==== Data to use ====

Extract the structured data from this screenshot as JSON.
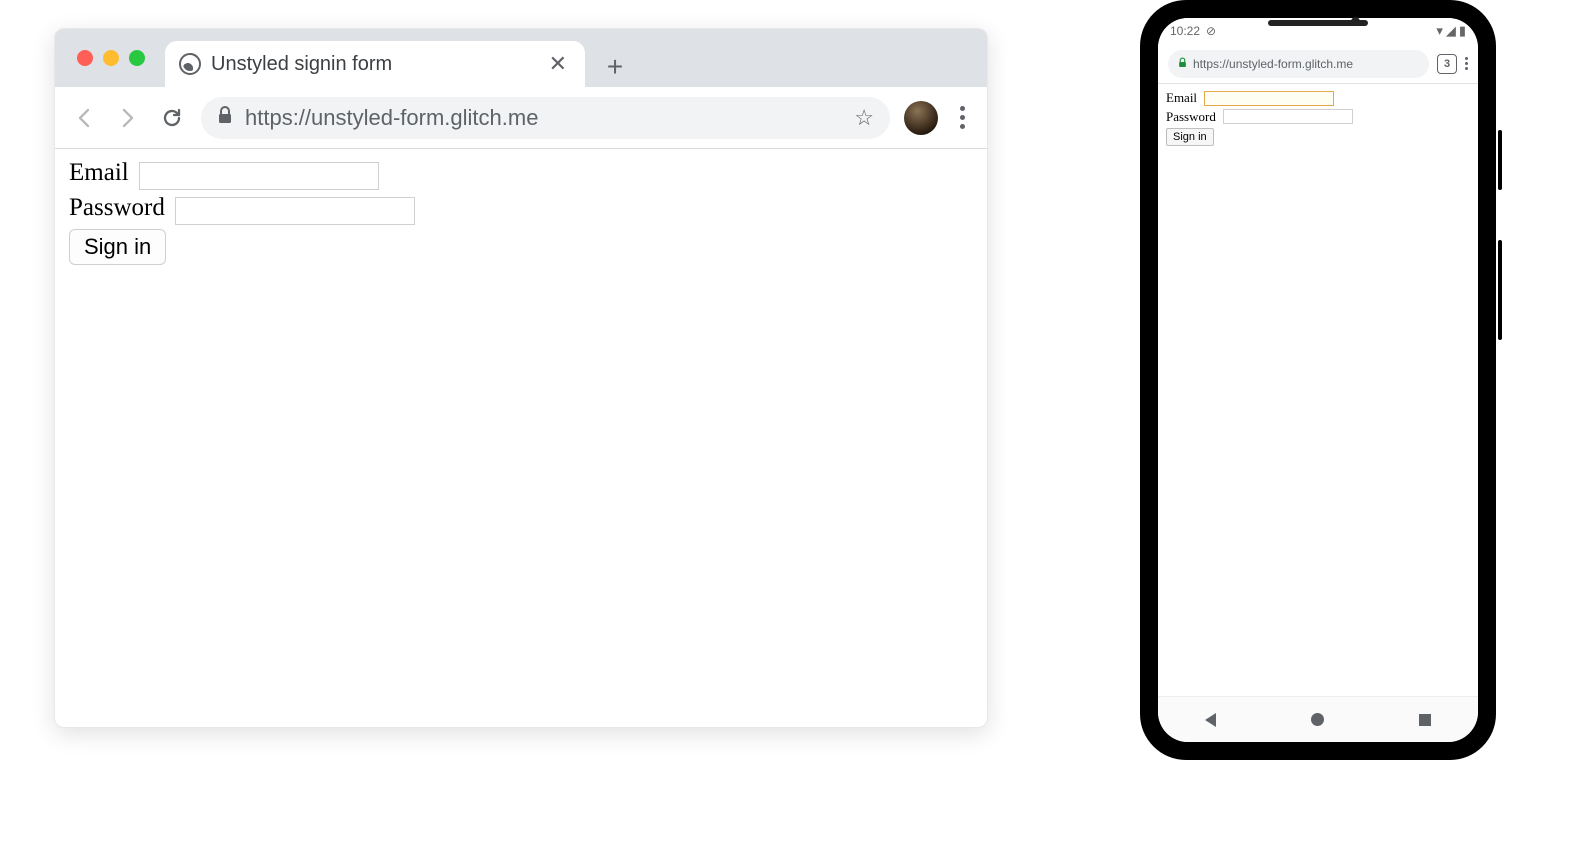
{
  "desktop": {
    "tab_title": "Unstyled signin form",
    "url": "https://unstyled-form.glitch.me",
    "form": {
      "email_label": "Email",
      "password_label": "Password",
      "submit_label": "Sign in"
    }
  },
  "phone": {
    "status": {
      "time": "10:22",
      "tabs_count": "3"
    },
    "url": "https://unstyled-form.glitch.me",
    "form": {
      "email_label": "Email",
      "password_label": "Password",
      "submit_label": "Sign in"
    }
  }
}
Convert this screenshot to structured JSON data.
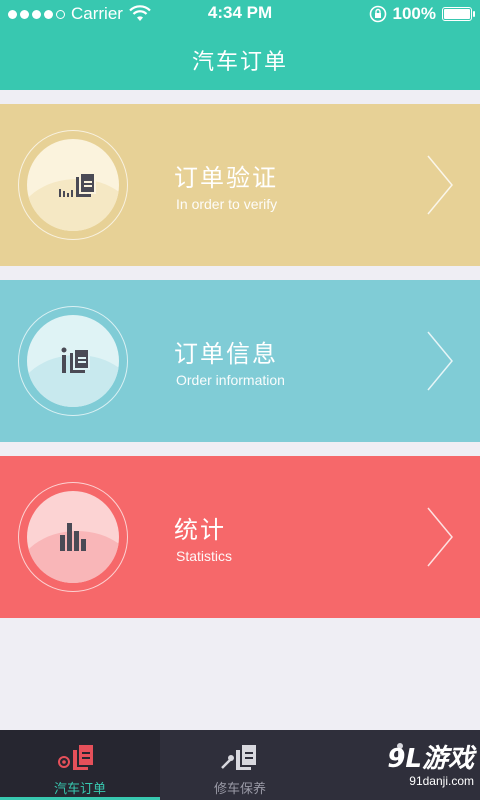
{
  "status_bar": {
    "carrier": "Carrier",
    "time": "4:34 PM",
    "battery": "100%",
    "battery_level": 1.0,
    "signal_bars": 5
  },
  "header": {
    "title": "汽车订单",
    "color": "#38c8b0"
  },
  "cards": [
    {
      "title": "订单验证",
      "subtitle": "In order to verify",
      "color": "#e7d196",
      "icon": "order-verify-icon"
    },
    {
      "title": "订单信息",
      "subtitle": "Order information",
      "color": "#80ccd6",
      "icon": "order-info-icon"
    },
    {
      "title": "统计",
      "subtitle": "Statistics",
      "color": "#f6686a",
      "icon": "statistics-icon"
    }
  ],
  "tabbar": {
    "active_color": "#38c8b0",
    "tabs": [
      {
        "label": "汽车订单",
        "icon": "car-order-icon",
        "active": true
      },
      {
        "label": "修车保养",
        "icon": "repair-icon",
        "active": false
      },
      {
        "label": "",
        "icon": "third-tab-icon",
        "active": false
      }
    ]
  },
  "watermark": {
    "main": "9L游戏",
    "sub": "91danji.com"
  }
}
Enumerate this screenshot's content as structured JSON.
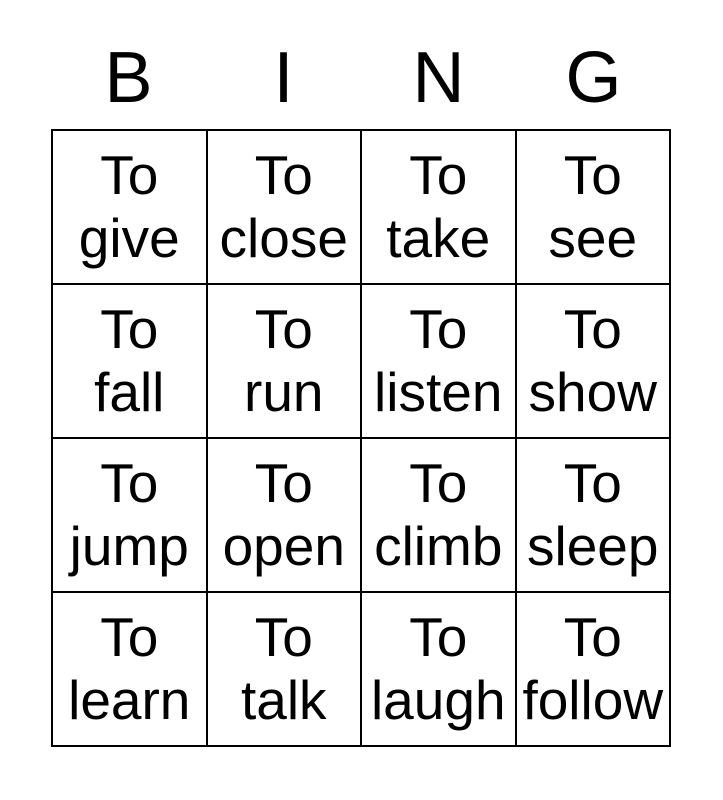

====

■ Task prompt
Please list every line of the records that contains "structured".

■ Complete response
Extract the structured data from this screenshot as JSON.
Convert this screenshot to structured JSON data.
Enumerate this screenshot's content as structured JSON.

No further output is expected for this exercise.